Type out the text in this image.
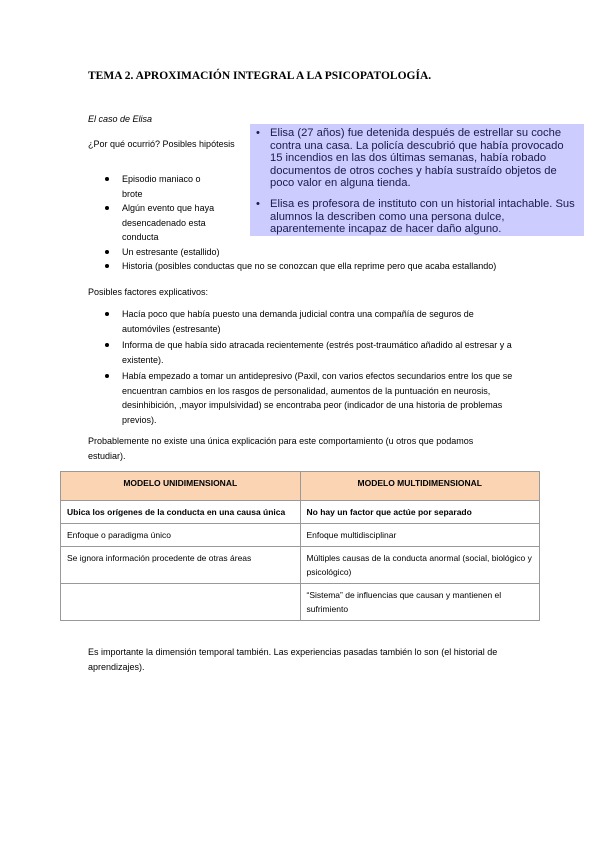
TEMA 2. APROXIMACIÓN INTEGRAL A LA PSICOPATOLOGÍA.
El caso de Elisa
¿Por qué ocurrió? Posibles hipótesis
Episodio maniaco o brote
Algún evento que haya desencadenado esta conducta
Un estresante (estallido)
Historia (posibles conductas que no se conozcan que ella reprime pero que acaba estallando)
• Elisa (27 años) fue detenida después de estrellar su coche contra una casa. La policía descubrió que había provocado 15 incendios en las dos últimas semanas, había robado documentos de otros coches y había sustraído objetos de poco valor en alguna tienda.
• Elisa es profesora de instituto con un historial intachable. Sus alumnos la describen como una persona dulce, aparentemente incapaz de hacer daño alguno.
Posibles factores explicativos:
Hacía poco que había puesto una demanda judicial contra una compañía de seguros de automóviles (estresante)
Informa de que había sido atracada recientemente (estrés post-traumático añadido al estresar y a existente).
Había empezado a tomar un antidepresivo (Paxil, con varios efectos secundarios entre los que se encuentran cambios en los rasgos de personalidad, aumentos de la puntuación en neurosis, desinhibición, ,mayor impulsividad) se encontraba peor (indicador de una historia de problemas previos).
Probablemente no existe una única explicación para este comportamiento (u otros que podamos estudiar).
MODELO UNIDIMENSIONAL	MODELO MULTIDIMENSIONAL
Ubica los orígenes de la conducta en una causa única	No hay un factor que actúe por separado
Enfoque o paradigma único	Enfoque multidisciplinar
Se ignora información procedente de otras áreas	Múltiples causas de la conducta anormal (social, biológico y psicológico)
	“Sistema” de influencias que causan y mantienen el sufrimiento
Es importante la dimensión temporal también. Las experiencias pasadas también lo son (el historial de aprendizajes).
#####
TO DO: Where a line in the listing above contains "historial", copy that line.

SOLVED PROBLEM:
• Elisa es profesora de instituto con un historial intachable. Sus alumnos la describen como una persona dulce, aparentemente incapaz de hacer daño alguno.
Es importante la dimensión temporal también. Las experiencias pasadas también lo son (el historial de aprendizajes).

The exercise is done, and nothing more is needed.